■ Written problem
Please restate the following records word for word.
[start]
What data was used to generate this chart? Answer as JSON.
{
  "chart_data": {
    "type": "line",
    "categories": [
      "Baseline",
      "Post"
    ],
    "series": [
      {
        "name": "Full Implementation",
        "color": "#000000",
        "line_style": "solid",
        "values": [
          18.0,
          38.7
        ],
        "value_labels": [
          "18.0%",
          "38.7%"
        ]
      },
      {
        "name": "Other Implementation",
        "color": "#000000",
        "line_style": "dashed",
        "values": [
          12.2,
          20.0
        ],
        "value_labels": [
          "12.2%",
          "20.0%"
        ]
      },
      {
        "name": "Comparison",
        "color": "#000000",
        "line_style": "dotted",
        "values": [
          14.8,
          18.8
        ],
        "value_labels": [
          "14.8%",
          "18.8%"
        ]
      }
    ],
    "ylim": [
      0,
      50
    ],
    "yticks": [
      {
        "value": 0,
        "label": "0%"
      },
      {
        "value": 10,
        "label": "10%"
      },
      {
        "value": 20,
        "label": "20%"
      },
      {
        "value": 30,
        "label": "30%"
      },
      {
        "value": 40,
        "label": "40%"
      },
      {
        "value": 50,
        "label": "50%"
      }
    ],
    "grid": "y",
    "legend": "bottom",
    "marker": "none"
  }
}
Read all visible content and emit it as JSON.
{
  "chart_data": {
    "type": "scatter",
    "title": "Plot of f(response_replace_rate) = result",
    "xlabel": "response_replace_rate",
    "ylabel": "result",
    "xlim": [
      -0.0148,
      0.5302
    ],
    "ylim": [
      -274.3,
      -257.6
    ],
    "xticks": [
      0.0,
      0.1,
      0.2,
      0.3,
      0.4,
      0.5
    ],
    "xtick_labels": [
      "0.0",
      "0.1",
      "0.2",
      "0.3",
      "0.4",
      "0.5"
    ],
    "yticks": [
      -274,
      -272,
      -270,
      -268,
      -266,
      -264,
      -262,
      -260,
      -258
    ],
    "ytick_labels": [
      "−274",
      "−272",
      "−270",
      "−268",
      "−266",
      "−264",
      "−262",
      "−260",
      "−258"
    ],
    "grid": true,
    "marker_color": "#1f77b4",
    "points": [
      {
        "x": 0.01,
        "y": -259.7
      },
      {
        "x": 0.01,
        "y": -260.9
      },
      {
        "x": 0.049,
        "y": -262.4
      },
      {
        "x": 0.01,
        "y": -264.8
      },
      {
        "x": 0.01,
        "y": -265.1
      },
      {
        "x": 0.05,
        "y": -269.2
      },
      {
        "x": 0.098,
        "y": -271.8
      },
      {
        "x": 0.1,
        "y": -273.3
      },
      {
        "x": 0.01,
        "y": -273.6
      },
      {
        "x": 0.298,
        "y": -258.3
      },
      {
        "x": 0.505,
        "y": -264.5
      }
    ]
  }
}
[end]
■ Answer to this exercise
What data was used to generate this chart? Answer as JSON.
{
  "chart_data": {
    "type": "line",
    "categories": [
      "Baseline",
      "Post"
    ],
    "series": [
      {
        "name": "Full Implementation",
        "color": "#000000",
        "line_style": "solid",
        "values": [
          18.0,
          38.7
        ],
        "value_labels": [
          "18.0%",
          "38.7%"
        ]
      },
      {
        "name": "Other Implementation",
        "color": "#000000",
        "line_style": "dashed",
        "values": [
          12.2,
          20.0
        ],
        "value_labels": [
          "12.2%",
          "20.0%"
        ]
      },
      {
        "name": "Comparison",
        "color": "#000000",
        "line_style": "dotted",
        "values": [
          14.8,
          18.8
        ],
        "value_labels": [
          "14.8%",
          "18.8%"
        ]
      }
    ],
    "ylim": [
      0,
      50
    ],
    "yticks": [
      {
        "value": 0,
        "label": "0%"
      },
      {
        "value": 10,
        "label": "10%"
      },
      {
        "value": 20,
        "label": "20%"
      },
      {
        "value": 30,
        "label": "30%"
      },
      {
        "value": 40,
        "label": "40%"
      },
      {
        "value": 50,
        "label": "50%"
      }
    ],
    "grid": "y",
    "legend": "bottom",
    "marker": "none"
  }
}
Read all visible content and emit it as JSON.
{
  "chart_data": {
    "type": "scatter",
    "title": "Plot of f(response_replace_rate) = result",
    "xlabel": "response_replace_rate",
    "ylabel": "result",
    "xlim": [
      -0.0148,
      0.5302
    ],
    "ylim": [
      -274.3,
      -257.6
    ],
    "xticks": [
      0.0,
      0.1,
      0.2,
      0.3,
      0.4,
      0.5
    ],
    "xtick_labels": [
      "0.0",
      "0.1",
      "0.2",
      "0.3",
      "0.4",
      "0.5"
    ],
    "yticks": [
      -274,
      -272,
      -270,
      -268,
      -266,
      -264,
      -262,
      -260,
      -258
    ],
    "ytick_labels": [
      "−274",
      "−272",
      "−270",
      "−268",
      "−266",
      "−264",
      "−262",
      "−260",
      "−258"
    ],
    "grid": true,
    "marker_color": "#1f77b4",
    "points": [
      {
        "x": 0.01,
        "y": -259.7
      },
      {
        "x": 0.01,
        "y": -260.9
      },
      {
        "x": 0.049,
        "y": -262.4
      },
      {
        "x": 0.01,
        "y": -264.8
      },
      {
        "x": 0.01,
        "y": -265.1
      },
      {
        "x": 0.05,
        "y": -269.2
      },
      {
        "x": 0.098,
        "y": -271.8
      },
      {
        "x": 0.1,
        "y": -273.3
      },
      {
        "x": 0.01,
        "y": -273.6
      },
      {
        "x": 0.298,
        "y": -258.3
      },
      {
        "x": 0.505,
        "y": -264.5
      }
    ]
  }
}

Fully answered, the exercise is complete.